### Aim of the task
Restate the records below word for word, and omit the images they hold.

· · ·

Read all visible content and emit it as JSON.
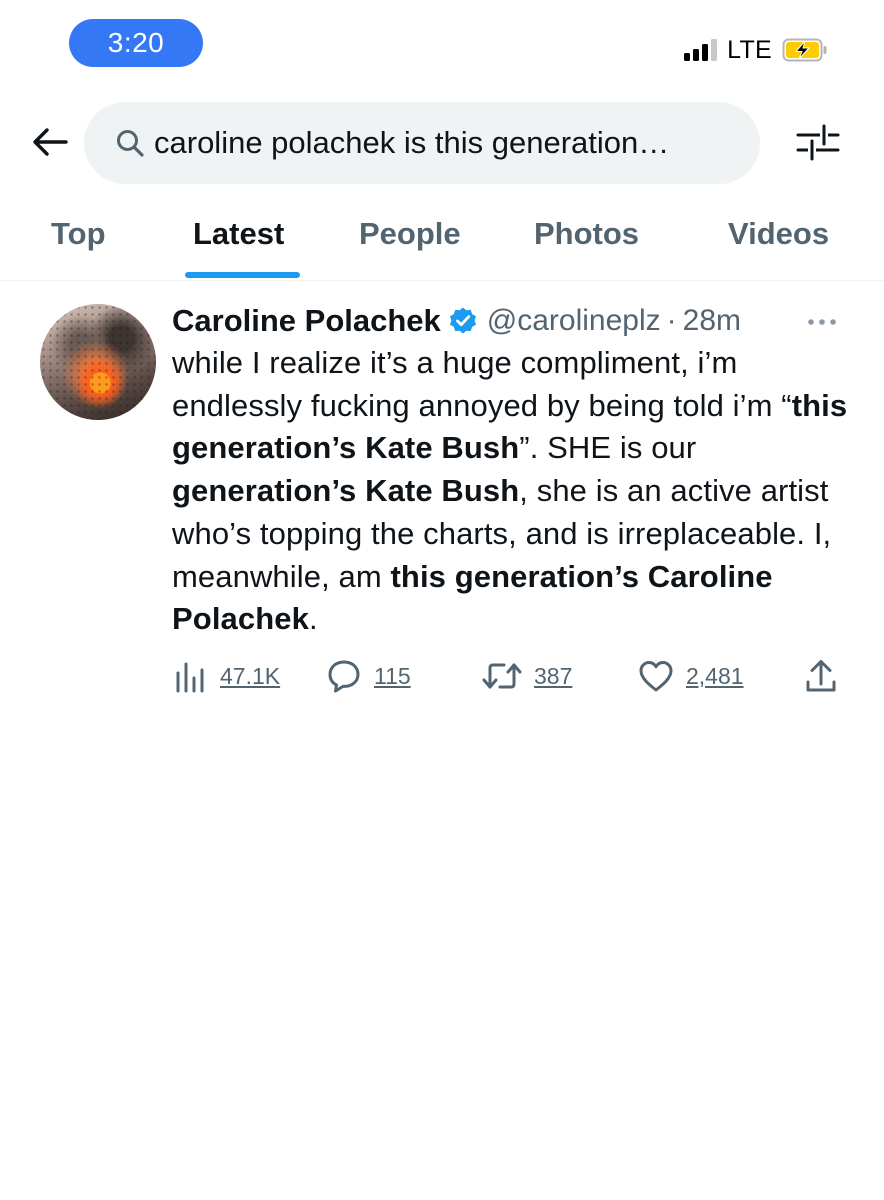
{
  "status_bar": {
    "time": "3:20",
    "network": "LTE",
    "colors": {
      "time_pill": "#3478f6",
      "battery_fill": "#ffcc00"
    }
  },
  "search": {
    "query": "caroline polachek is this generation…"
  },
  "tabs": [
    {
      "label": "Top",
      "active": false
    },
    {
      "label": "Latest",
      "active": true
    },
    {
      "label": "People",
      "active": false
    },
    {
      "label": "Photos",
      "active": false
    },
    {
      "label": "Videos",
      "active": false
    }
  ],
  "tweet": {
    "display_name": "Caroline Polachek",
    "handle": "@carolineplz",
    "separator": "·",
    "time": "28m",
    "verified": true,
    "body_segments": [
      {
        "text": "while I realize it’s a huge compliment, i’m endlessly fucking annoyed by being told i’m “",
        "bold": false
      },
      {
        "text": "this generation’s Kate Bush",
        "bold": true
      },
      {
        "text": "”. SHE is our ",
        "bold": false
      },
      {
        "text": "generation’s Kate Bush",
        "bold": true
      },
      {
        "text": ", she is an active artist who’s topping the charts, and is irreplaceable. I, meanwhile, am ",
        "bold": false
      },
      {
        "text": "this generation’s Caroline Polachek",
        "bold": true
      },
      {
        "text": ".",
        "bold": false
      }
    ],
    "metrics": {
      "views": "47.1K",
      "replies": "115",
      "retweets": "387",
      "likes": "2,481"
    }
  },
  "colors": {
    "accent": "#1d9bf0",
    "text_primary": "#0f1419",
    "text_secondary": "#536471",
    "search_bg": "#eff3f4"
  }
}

· · ·

### Task output
Read all visible content and emit it as JSON.
{
  "status_bar": {
    "time": "3:20",
    "network": "LTE",
    "colors": {
      "time_pill": "#3478f6",
      "battery_fill": "#ffcc00"
    }
  },
  "search": {
    "query": "caroline polachek is this generation…"
  },
  "tabs": [
    {
      "label": "Top",
      "active": false
    },
    {
      "label": "Latest",
      "active": true
    },
    {
      "label": "People",
      "active": false
    },
    {
      "label": "Photos",
      "active": false
    },
    {
      "label": "Videos",
      "active": false
    }
  ],
  "tweet": {
    "display_name": "Caroline Polachek",
    "handle": "@carolineplz",
    "separator": "·",
    "time": "28m",
    "verified": true,
    "body_segments": [
      {
        "text": "while I realize it’s a huge compliment, i’m endlessly fucking annoyed by being told i’m “",
        "bold": false
      },
      {
        "text": "this generation’s Kate Bush",
        "bold": true
      },
      {
        "text": "”. SHE is our ",
        "bold": false
      },
      {
        "text": "generation’s Kate Bush",
        "bold": true
      },
      {
        "text": ", she is an active artist who’s topping the charts, and is irreplaceable. I, meanwhile, am ",
        "bold": false
      },
      {
        "text": "this generation’s Caroline Polachek",
        "bold": true
      },
      {
        "text": ".",
        "bold": false
      }
    ],
    "metrics": {
      "views": "47.1K",
      "replies": "115",
      "retweets": "387",
      "likes": "2,481"
    }
  },
  "colors": {
    "accent": "#1d9bf0",
    "text_primary": "#0f1419",
    "text_secondary": "#536471",
    "search_bg": "#eff3f4"
  }
}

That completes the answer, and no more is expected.